Write out everything in the iPad apps passage from "Of course, with" down to "the new device.", word for word.

### PASSAGE PROVIDED ###

Of course, with 140,000 apps in its store, it's no surprise that Apple seamlessly integrated them with the iPad. The Facebook app, for example, looks just like what you see from the app store Facebook.

Apple also showed an ESPN snowmobile racing game, purchased right off the existing app store.

The app store is loaded onto the iPad, and developers are expected to develop new games specifically for the new device.

In fact, several have already been completed. For example, GameLoft rewrote its game Nova for the iPad's bigger screen, including adding a minimap you can enlarge with your fingers, or turning your fingers around a door lock to open it.

The New York Times also has a new app for the iPad. You can save articles and read them from your iPhone, resize text, and change the number of columns you see, something you can't do with any e-book reader.

Brushes is a painting app that lets you create art using finger gestures. Art created using this app has appeared on three New Yorker covers. The iPad version has a new color palette, the same brushes from the iPhone app, a 32X zoom ability, and painting using your fingers. You can tap a replay button to watch how you painted a picture.

### SUPPLIED MATERIAL ###

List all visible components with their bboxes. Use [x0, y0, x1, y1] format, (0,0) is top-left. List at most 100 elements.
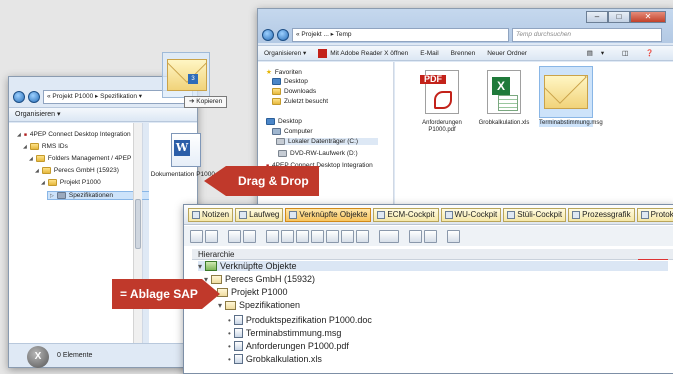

###

§ **SOLUTION FOR THIS EXERCISE**
Of course, with 140,000 apps in its store, it's no surprise that Apple seamlessly integrated them with the iPad. The Facebook app, for example, looks just like what you see from the app store Facebook.

Apple also showed an ESPN snowmobile racing game, purchased right off the existing app store.

The app store is loaded onto the iPad, and developers are expected to develop new games specifically for the new device.